[Figure collection entries]

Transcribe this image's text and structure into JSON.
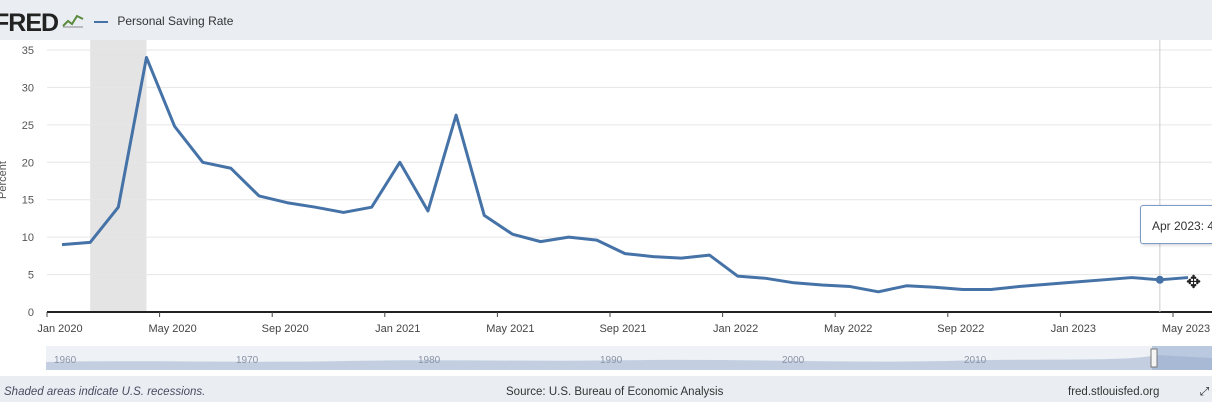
{
  "header": {
    "logo_text": "FRED",
    "legend_label": "Personal Saving Rate",
    "line_color": "#4572a7",
    "recession_color": "#e4e4e4"
  },
  "chart_data": {
    "type": "line",
    "series": [
      {
        "name": "Personal Saving Rate",
        "x": [
          "2020-01",
          "2020-02",
          "2020-03",
          "2020-04",
          "2020-05",
          "2020-06",
          "2020-07",
          "2020-08",
          "2020-09",
          "2020-10",
          "2020-11",
          "2020-12",
          "2021-01",
          "2021-02",
          "2021-03",
          "2021-04",
          "2021-05",
          "2021-06",
          "2021-07",
          "2021-08",
          "2021-09",
          "2021-10",
          "2021-11",
          "2021-12",
          "2022-01",
          "2022-02",
          "2022-03",
          "2022-04",
          "2022-05",
          "2022-06",
          "2022-07",
          "2022-08",
          "2022-09",
          "2022-10",
          "2022-11",
          "2022-12",
          "2023-01",
          "2023-02",
          "2023-03",
          "2023-04",
          "2023-05"
        ],
        "values": [
          9.0,
          9.3,
          14.0,
          34.0,
          24.8,
          20.0,
          19.2,
          15.5,
          14.6,
          14.0,
          13.3,
          14.0,
          20.0,
          13.5,
          26.3,
          12.9,
          10.4,
          9.4,
          10.0,
          9.6,
          7.8,
          7.4,
          7.2,
          7.6,
          4.8,
          4.5,
          3.9,
          3.6,
          3.4,
          2.7,
          3.5,
          3.3,
          3.0,
          3.0,
          3.4,
          3.7,
          4.0,
          4.3,
          4.6,
          4.3,
          4.6
        ]
      }
    ],
    "x_tick_labels": [
      "Jan 2020",
      "May 2020",
      "Sep 2020",
      "Jan 2021",
      "May 2021",
      "Sep 2021",
      "Jan 2022",
      "May 2022",
      "Sep 2022",
      "Jan 2023",
      "May 2023"
    ],
    "y_ticks": [
      0,
      5,
      10,
      15,
      20,
      25,
      30,
      35
    ],
    "ylim": [
      0,
      35
    ],
    "ylabel": "Percent",
    "recession_shading": {
      "start": "2020-02",
      "end": "2020-04"
    },
    "grid": true,
    "legend_position": "top-left",
    "tooltip": "Apr 2023: 4",
    "navigator_labels": [
      "1960",
      "1970",
      "1980",
      "1990",
      "2000",
      "2010"
    ]
  },
  "footer": {
    "recession_note": "Shaded areas indicate U.S. recessions.",
    "source": "Source: U.S. Bureau of Economic Analysis",
    "site": "fred.stlouisfed.org"
  }
}
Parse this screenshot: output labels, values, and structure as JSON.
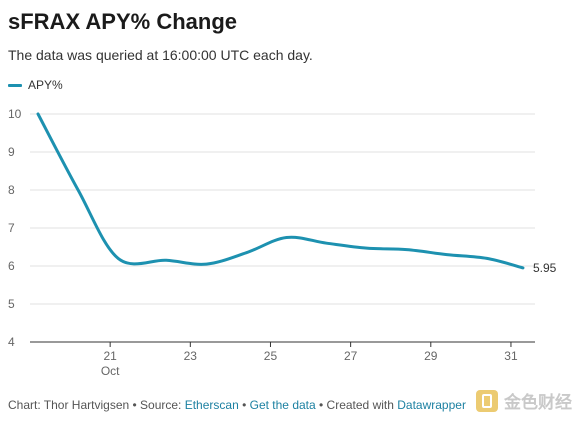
{
  "chart_data": {
    "type": "line",
    "title": "sFRAX APY% Change",
    "subtitle": "The data was queried at 16:00:00 UTC each day.",
    "xlabel": "",
    "ylabel": "",
    "x_ticks": [
      {
        "day": 21,
        "label": "21",
        "sublabel": "Oct"
      },
      {
        "day": 23,
        "label": "23",
        "sublabel": ""
      },
      {
        "day": 25,
        "label": "25",
        "sublabel": ""
      },
      {
        "day": 27,
        "label": "27",
        "sublabel": ""
      },
      {
        "day": 29,
        "label": "29",
        "sublabel": ""
      },
      {
        "day": 31,
        "label": "31",
        "sublabel": ""
      }
    ],
    "xlim": [
      19,
      31.6
    ],
    "ylim": [
      4,
      10
    ],
    "y_ticks": [
      4,
      5,
      6,
      7,
      8,
      9,
      10
    ],
    "grid": true,
    "legend_position": "top-left",
    "series": [
      {
        "name": "APY%",
        "color": "#1d91b0",
        "x": [
          19.2,
          20.2,
          21.2,
          22.4,
          23.4,
          24.4,
          25.4,
          26.4,
          27.4,
          28.4,
          29.4,
          30.4,
          31.3
        ],
        "values": [
          10.0,
          8.0,
          6.2,
          6.15,
          6.05,
          6.35,
          6.75,
          6.6,
          6.47,
          6.43,
          6.3,
          6.2,
          5.95
        ],
        "end_label": "5.95"
      }
    ]
  },
  "footer": {
    "prefix": "Chart: Thor Hartvigsen • Source: ",
    "source": "Etherscan",
    "sep1": " • ",
    "get_data": "Get the data",
    "sep2": " • Created with ",
    "tool": "Datawrapper"
  },
  "watermark": {
    "text": "金色财经",
    "logo_icon": "jinse-logo-icon"
  }
}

*Set task*. Each line in the records above should be reproduced exactly; images are not copied.

*Correct result*.
Transcribe this image's text and structure into JSON.
{
  "header": {
    "logo_text": "FRED",
    "legend_label": "Personal Saving Rate",
    "line_color": "#4572a7",
    "recession_color": "#e4e4e4"
  },
  "chart_data": {
    "type": "line",
    "series": [
      {
        "name": "Personal Saving Rate",
        "x": [
          "2020-01",
          "2020-02",
          "2020-03",
          "2020-04",
          "2020-05",
          "2020-06",
          "2020-07",
          "2020-08",
          "2020-09",
          "2020-10",
          "2020-11",
          "2020-12",
          "2021-01",
          "2021-02",
          "2021-03",
          "2021-04",
          "2021-05",
          "2021-06",
          "2021-07",
          "2021-08",
          "2021-09",
          "2021-10",
          "2021-11",
          "2021-12",
          "2022-01",
          "2022-02",
          "2022-03",
          "2022-04",
          "2022-05",
          "2022-06",
          "2022-07",
          "2022-08",
          "2022-09",
          "2022-10",
          "2022-11",
          "2022-12",
          "2023-01",
          "2023-02",
          "2023-03",
          "2023-04",
          "2023-05"
        ],
        "values": [
          9.0,
          9.3,
          14.0,
          34.0,
          24.8,
          20.0,
          19.2,
          15.5,
          14.6,
          14.0,
          13.3,
          14.0,
          20.0,
          13.5,
          26.3,
          12.9,
          10.4,
          9.4,
          10.0,
          9.6,
          7.8,
          7.4,
          7.2,
          7.6,
          4.8,
          4.5,
          3.9,
          3.6,
          3.4,
          2.7,
          3.5,
          3.3,
          3.0,
          3.0,
          3.4,
          3.7,
          4.0,
          4.3,
          4.6,
          4.3,
          4.6
        ]
      }
    ],
    "x_tick_labels": [
      "Jan 2020",
      "May 2020",
      "Sep 2020",
      "Jan 2021",
      "May 2021",
      "Sep 2021",
      "Jan 2022",
      "May 2022",
      "Sep 2022",
      "Jan 2023",
      "May 2023"
    ],
    "y_ticks": [
      0,
      5,
      10,
      15,
      20,
      25,
      30,
      35
    ],
    "ylim": [
      0,
      35
    ],
    "ylabel": "Percent",
    "recession_shading": {
      "start": "2020-02",
      "end": "2020-04"
    },
    "grid": true,
    "legend_position": "top-left",
    "tooltip": "Apr 2023: 4",
    "navigator_labels": [
      "1960",
      "1970",
      "1980",
      "1990",
      "2000",
      "2010"
    ]
  },
  "footer": {
    "recession_note": "Shaded areas indicate U.S. recessions.",
    "source": "Source: U.S. Bureau of Economic Analysis",
    "site": "fred.stlouisfed.org"
  }
}
Parse this screenshot: output labels, values, and structure as JSON.
{
  "chart_data": {
    "type": "line",
    "title": "sFRAX APY% Change",
    "subtitle": "The data was queried at 16:00:00 UTC each day.",
    "xlabel": "",
    "ylabel": "",
    "x_ticks": [
      {
        "day": 21,
        "label": "21",
        "sublabel": "Oct"
      },
      {
        "day": 23,
        "label": "23",
        "sublabel": ""
      },
      {
        "day": 25,
        "label": "25",
        "sublabel": ""
      },
      {
        "day": 27,
        "label": "27",
        "sublabel": ""
      },
      {
        "day": 29,
        "label": "29",
        "sublabel": ""
      },
      {
        "day": 31,
        "label": "31",
        "sublabel": ""
      }
    ],
    "xlim": [
      19,
      31.6
    ],
    "ylim": [
      4,
      10
    ],
    "y_ticks": [
      4,
      5,
      6,
      7,
      8,
      9,
      10
    ],
    "grid": true,
    "legend_position": "top-left",
    "series": [
      {
        "name": "APY%",
        "color": "#1d91b0",
        "x": [
          19.2,
          20.2,
          21.2,
          22.4,
          23.4,
          24.4,
          25.4,
          26.4,
          27.4,
          28.4,
          29.4,
          30.4,
          31.3
        ],
        "values": [
          10.0,
          8.0,
          6.2,
          6.15,
          6.05,
          6.35,
          6.75,
          6.6,
          6.47,
          6.43,
          6.3,
          6.2,
          5.95
        ],
        "end_label": "5.95"
      }
    ]
  },
  "footer": {
    "prefix": "Chart: Thor Hartvigsen • Source: ",
    "source": "Etherscan",
    "sep1": " • ",
    "get_data": "Get the data",
    "sep2": " • Created with ",
    "tool": "Datawrapper"
  },
  "watermark": {
    "text": "金色财经",
    "logo_icon": "jinse-logo-icon"
  }
}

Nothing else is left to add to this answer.